__Task requirements__.
**1)** What stages does the data incident management text say the process moves through? List every one.
**2)** Pick up the data incident management text after its final sentence and keep writing it.

Data Platform/Data Incident management
Appearance
The process outlined below relates to handling quality issues. If the data incident is a data breach (e.g. it involves unauthorized access to, disclosure of, or exfiltration of confidential data or personal information [as defined by the Privacy Policy]), follow the Privacy and Security breach protocols and file a protected Phabricator security report.
Data quality issues relate to issues that result from data processing
The data incident process progresses through the following stages:
- Detect
- Alert
- Triage
- Resolve
- Review
Detect
A data issue is usually identified in the following ways:
- Via an automated data alerting mechanism. These alerts are related to a data pipeline failure or automated data quality checks
- A data consumer or end user may observe that the data is not available, contains unexpected values (including PII), is not consistent with findings or deviates from the usual trends in a way that indicates a possible data issue.
- A data steward or user may detect an issue during a periodic review as well.
Alert
- If the alert was part of the automated DQ alerting process follow the OpsWeek protocol
- The opsweek engineer will review the issue within 2-12hrs of the alert during regular business hours
- The opsweek engineer will respond to the alert email with next steps
- If the issue is related to a data pipeline and known remediation steps are known they will be applied and the resolution communicated via the alert email and Slack #data-engineering-collab channel if the issue has affected end users
- If the issue cannot be handled by routine remediation steps proceed to the steps below.
- If there is a suspicion - ambiguity
- Post your findings in #data-engineering-collab Slack Channel with your question
- If the dataset has a business and technical steward tag them in your message
- Tag Will Doran(Continuity Page) and Andreas Hoelzl
- If it is established that there is a likely data issue follow the steps below to file a phabricator bug report
- The data platform team will acknowledge the post and provide any pointers within the day during regular business hours
- If there is a data issue follow the process below:
- File a phabricator bug report. Provide as much information including the physical location of data, initial findings, sql statements used, screenshots as well as impact of the issue, deadlines and its severity. However, do not share the data itself, and be mindful of data publication guidelines if posting a screenshot of the data.

__Stored data__.
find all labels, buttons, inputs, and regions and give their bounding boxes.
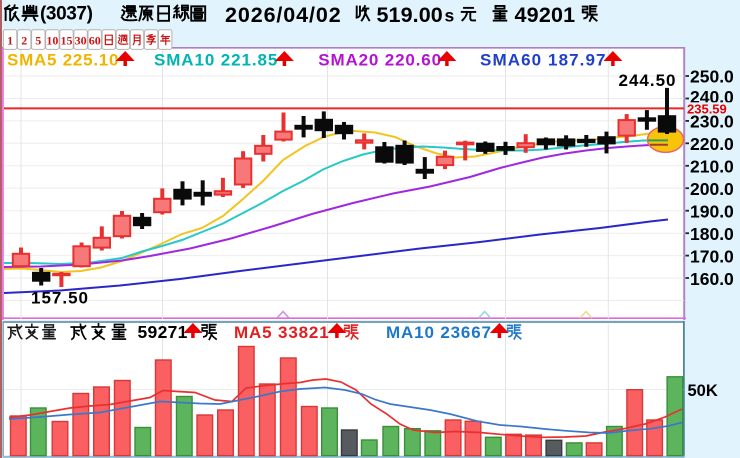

__The responses__.
**1)**
- Detect
- Alert
- Triage
- Resolve
- Review

**2)**
- If the affected datasets have a designated business and technical stewards tag them in the phabricator ticket. You can find this information in DataHub by searching for the specific dataset. If there are no stewards assigned, reach out to Will Doran and/or Andreas Hoelzl.
- If it is a critical data issue add a note on the #data-engineering-collab Slack channel, provide the phabricator ticket, tag the data stewards if they have been assigned, as well as Will Doran and Andreas Hoelzl to escalate the prioritization
Triage
- If the issue was automatically reported and handled as part of the OpsWeek protocol with routine remediation steps, resolve as prescribed and communicate resolution with a response to the original alert email. A note in Slack #data-engineering-collab should be provided if the issue has affected end users.
- Once the incident is reported in Phabricator (& Slack), if it is marked as high priority it will be reviewed through an escalated prioritization process within the business day by the EMs and PM, otherwise it will be assessed as part of the regular sprint planning
- If it is clear that there is a data issue related to a system it will be assigned to the corresponding engineering team
- If the issue is related to a pipeline, involve the team that owns that pipeline
- If the issue requires further investigation, oftentimes it involves collaboration between the RDS, DPE and possibly other teams. In that case, ensure that all the team managers are involved in designating the right parties from their team to support the triage and resolution
- If the data incident is not a transient, routine issue such as the delay of data processing, and the issue has non trivial downstream impact, the business data steward is responsible for opening a data report in DQ Reports by using the DQ Report Template in collaboration with the technical data steward where additional incident details are needed. At this point the root cause or the remediation steps may not be known.The data steward is responsible to provide an initial report and share with the affected parties (Data Engineering, Product Analytics, Research, Community Growth’s Data, Evaluation and Learning) to establish recommendation and any remediation steps by posting on #data-engineering-collab. Reshare the post on #working-with-data.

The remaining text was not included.